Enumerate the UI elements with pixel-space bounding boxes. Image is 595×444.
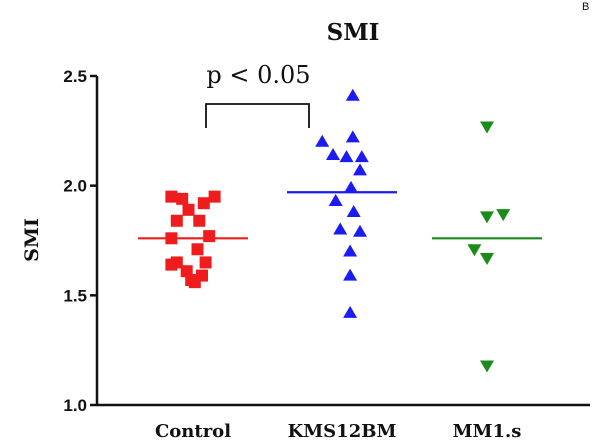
data-point [176, 192, 189, 205]
data-point [326, 147, 340, 160]
data-point [333, 222, 348, 235]
y-tick-label: 1.5 [63, 286, 87, 305]
data-point [170, 214, 183, 227]
data-point [346, 204, 361, 217]
category-label: MM1.s [453, 421, 522, 442]
category-label: KMS12BM [288, 421, 397, 442]
category-labels: Control KMS12BM MM1.s [155, 421, 521, 442]
data-point [480, 360, 494, 373]
data-point [467, 244, 482, 257]
data-point [353, 163, 367, 176]
corner-mark: B [582, 1, 589, 13]
data-point [199, 256, 212, 269]
data-point [165, 190, 178, 203]
data-point [188, 276, 201, 289]
data-point [345, 88, 360, 101]
data-point [197, 197, 210, 210]
data-point [203, 230, 216, 243]
y-ticks: 1.0 1.5 2.0 2.5 [63, 67, 97, 415]
data-point [165, 232, 178, 245]
data-point [182, 203, 195, 216]
y-axis-label: SMI [21, 218, 43, 262]
data-point [480, 121, 494, 134]
y-tick-label: 1.0 [63, 396, 87, 415]
data-point [354, 150, 369, 163]
data-point [165, 258, 178, 271]
axes [95, 76, 590, 407]
data-point [343, 268, 358, 281]
data-point [339, 150, 354, 163]
data-point [344, 180, 358, 193]
p-value-label: p < 0.05 [206, 61, 310, 89]
data-point [315, 134, 330, 147]
data-point [191, 243, 204, 256]
category-label: Control [155, 421, 231, 442]
data-points [165, 88, 511, 373]
data-point [193, 214, 206, 227]
data-point [496, 209, 511, 222]
data-point [208, 190, 221, 203]
data-point [343, 305, 358, 318]
significance-annotation: p < 0.05 [205, 61, 311, 128]
data-point [345, 130, 360, 143]
chart-title: SMI [327, 19, 380, 46]
data-point [480, 253, 494, 266]
y-tick-label: 2.0 [63, 177, 87, 196]
data-point [480, 211, 494, 224]
significance-bracket [205, 103, 310, 128]
mean-lines [138, 191, 542, 240]
y-tick-label: 2.5 [63, 67, 87, 86]
data-point [343, 244, 358, 257]
data-point [353, 224, 367, 237]
data-point [328, 194, 343, 207]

----

- [Exercise task] Count the lines in the items above that contain the string "category", with case counting. Reply with the number alone.

- [Full output] 4